### Instruction:
Select all lines with the string "annotation" in them, and copy those lines.

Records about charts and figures
= = = = = = =
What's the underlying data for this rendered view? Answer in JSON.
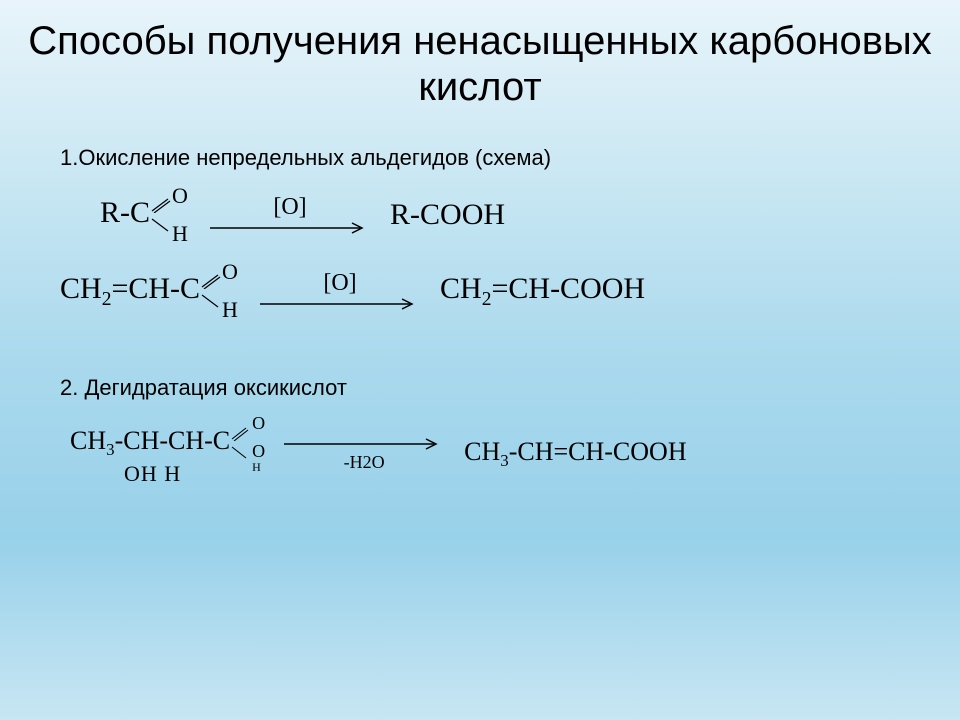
{
  "background": {
    "gradient_stops": [
      "#e8f4fa",
      "#c9e7f3",
      "#aad9ed",
      "#98d1ea",
      "#c8e6f3"
    ]
  },
  "title": "Способы получения ненасыщенных карбоновых кислот",
  "section1": {
    "heading": "1.Окисление непредельных альдегидов (схема)",
    "reaction1": {
      "lhs_prefix": "R-C",
      "carbonyl_top": "O",
      "carbonyl_bottom": "H",
      "arrow_above": "[O]",
      "rhs": "R-COOH"
    },
    "reaction2": {
      "lhs_prefix_html": "CH<span class=\"sub\">2</span>=CH-C",
      "carbonyl_top": "O",
      "carbonyl_bottom": "H",
      "arrow_above": "[O]",
      "rhs_html": "CH<span class=\"sub\">2</span>=CH-COOH"
    }
  },
  "section2": {
    "heading": "2. Дегидратация оксикислот",
    "reaction": {
      "lhs_prefix_html": "CH<span class=\"sub\">3</span>-CH-CH-C",
      "carbonyl_top": "O",
      "carbonyl_bottom_html": "O<br><span style=\"font-size:12px\">H</span>",
      "under_labels": "OH  H",
      "arrow_below": "-H2O",
      "rhs_html": "CH<span class=\"sub\">3</span>-CH=CH-COOH"
    }
  },
  "style": {
    "title_fontsize": 40,
    "heading_fontsize": 22,
    "formula_fontsize": 30,
    "formula_font": "Times New Roman",
    "text_color": "#000000",
    "arrow_length": 160
  }
}
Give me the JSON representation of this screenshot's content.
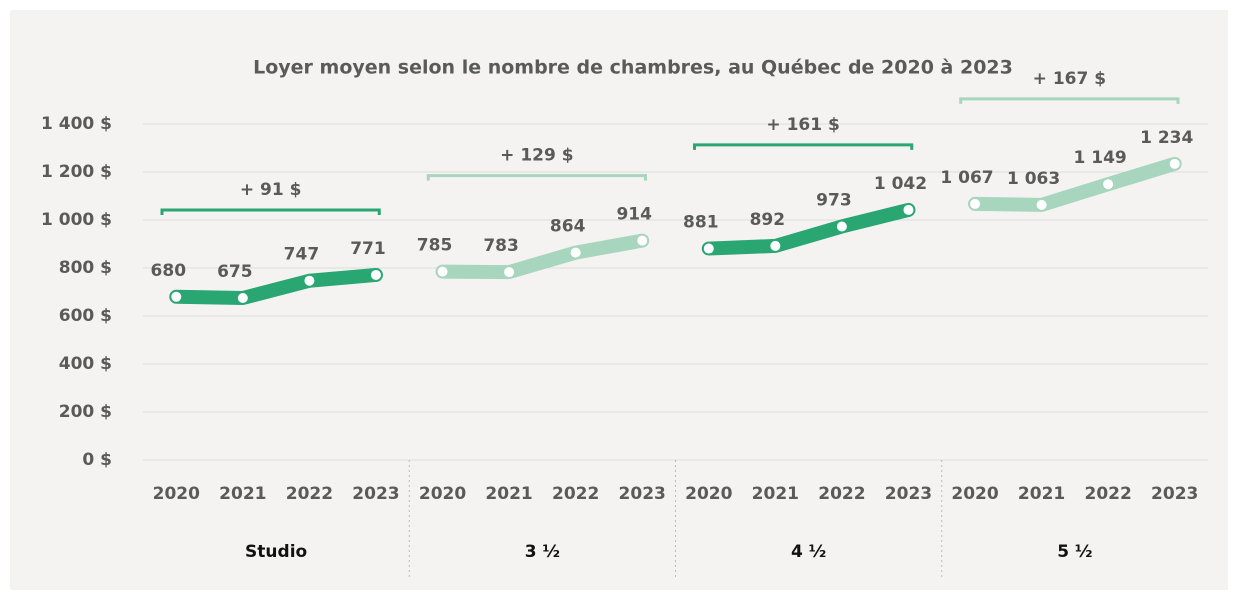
{
  "chart_data": {
    "type": "line",
    "title": "Loyer moyen selon le nombre de chambres, au Québec de 2020 à 2023",
    "categories": [
      "2020",
      "2021",
      "2022",
      "2023"
    ],
    "series": [
      {
        "name": "Studio",
        "color": "#2aa673",
        "values": [
          680,
          675,
          747,
          771
        ],
        "value_labels": [
          "680",
          "675",
          "747",
          "771"
        ],
        "annotation": "+ 91 $"
      },
      {
        "name": "3 ½",
        "color": "#a7d5bd",
        "values": [
          785,
          783,
          864,
          914
        ],
        "value_labels": [
          "785",
          "783",
          "864",
          "914"
        ],
        "annotation": "+ 129 $"
      },
      {
        "name": "4 ½",
        "color": "#2aa673",
        "values": [
          881,
          892,
          973,
          1042
        ],
        "value_labels": [
          "881",
          "892",
          "973",
          "1 042"
        ],
        "annotation": "+ 161 $"
      },
      {
        "name": "5 ½",
        "color": "#a7d5bd",
        "values": [
          1067,
          1063,
          1149,
          1234
        ],
        "value_labels": [
          "1 067",
          "1 063",
          "1 149",
          "1 234"
        ],
        "annotation": "+ 167 $"
      }
    ],
    "ylim": [
      0,
      1400
    ],
    "yticks": [
      {
        "value": 0,
        "label": "0 $"
      },
      {
        "value": 200,
        "label": "200 $"
      },
      {
        "value": 400,
        "label": "400 $"
      },
      {
        "value": 600,
        "label": "600 $"
      },
      {
        "value": 800,
        "label": "800 $"
      },
      {
        "value": 1000,
        "label": "1 000 $"
      },
      {
        "value": 1200,
        "label": "1 200 $"
      },
      {
        "value": 1400,
        "label": "1 400 $"
      }
    ],
    "grid": true
  }
}
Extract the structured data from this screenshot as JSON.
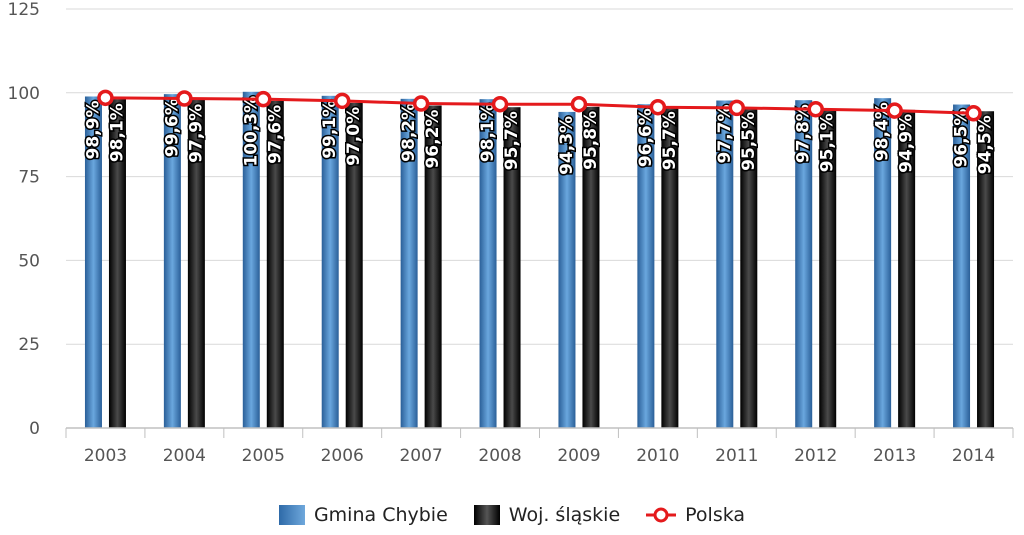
{
  "chart_data": {
    "type": "bar",
    "title": "",
    "xlabel": "",
    "ylabel": "",
    "categories": [
      "2003",
      "2004",
      "2005",
      "2006",
      "2007",
      "2008",
      "2009",
      "2010",
      "2011",
      "2012",
      "2013",
      "2014"
    ],
    "ylim": [
      0,
      125
    ],
    "yticks": [
      0,
      25,
      50,
      75,
      100,
      125
    ],
    "grid": true,
    "legend_position": "bottom",
    "series": [
      {
        "name": "Gmina Chybie",
        "kind": "bar",
        "color": "#3b7fc4",
        "values": [
          98.9,
          99.6,
          100.3,
          99.1,
          98.2,
          98.1,
          94.3,
          96.6,
          97.7,
          97.8,
          98.4,
          96.5
        ],
        "labels": [
          "98,9%",
          "99,6%",
          "100,3%",
          "99,1%",
          "98,2%",
          "98,1%",
          "94,3%",
          "96,6%",
          "97,7%",
          "97,8%",
          "98,4%",
          "96,5%"
        ]
      },
      {
        "name": "Woj. śląskie",
        "kind": "bar",
        "color": "#111111",
        "values": [
          98.1,
          97.9,
          97.6,
          97.0,
          96.2,
          95.7,
          95.8,
          95.7,
          95.5,
          95.1,
          94.9,
          94.5
        ],
        "labels": [
          "98,1%",
          "97,9%",
          "97,6%",
          "97,0%",
          "96,2%",
          "95,7%",
          "95,8%",
          "95,7%",
          "95,5%",
          "95,1%",
          "94,9%",
          "94,5%"
        ]
      },
      {
        "name": "Polska",
        "kind": "line",
        "color": "#e41a1c",
        "values": [
          98.5,
          98.3,
          98.1,
          97.6,
          96.8,
          96.6,
          96.6,
          95.7,
          95.5,
          95.1,
          94.7,
          93.9
        ]
      }
    ]
  }
}
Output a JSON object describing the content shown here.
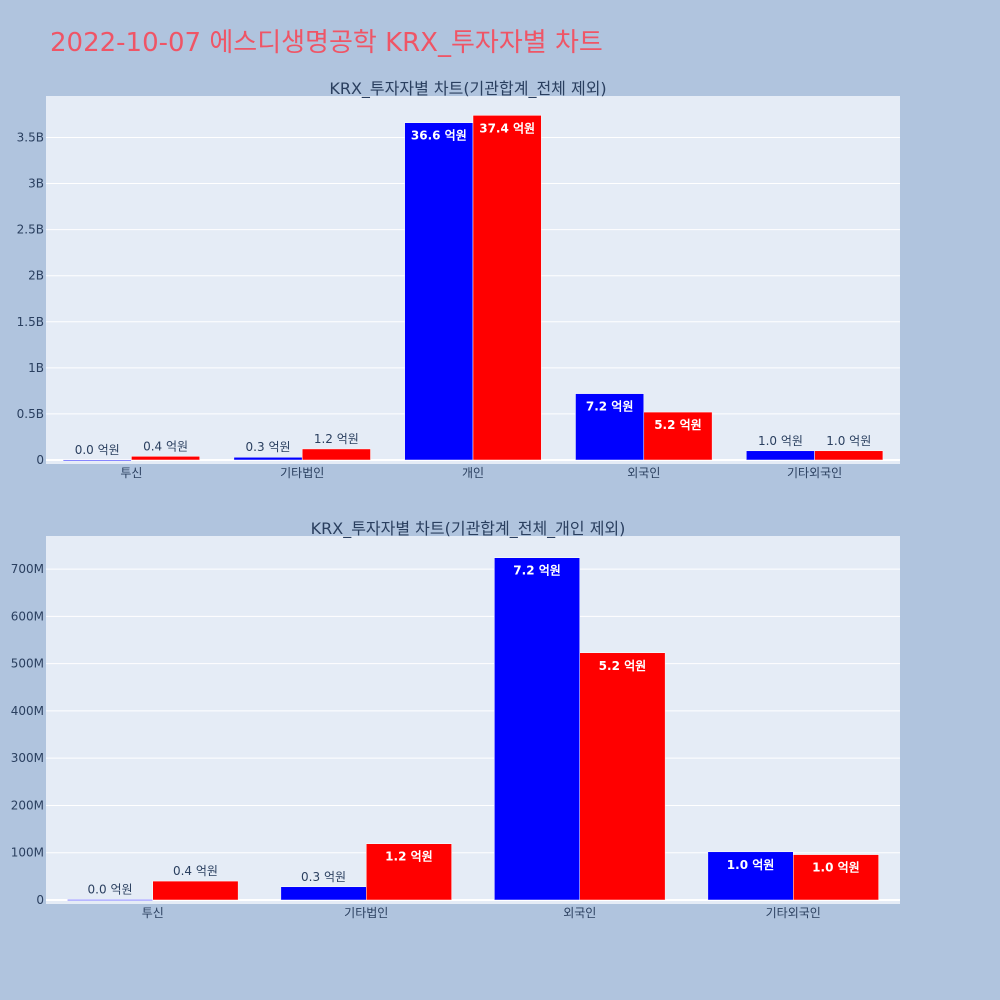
= = = = = = =
### The response:
        "annotation": "+ 91 $"
        "annotation": "+ 129 $"
        "annotation": "+ 161 $"
        "annotation": "+ 167 $"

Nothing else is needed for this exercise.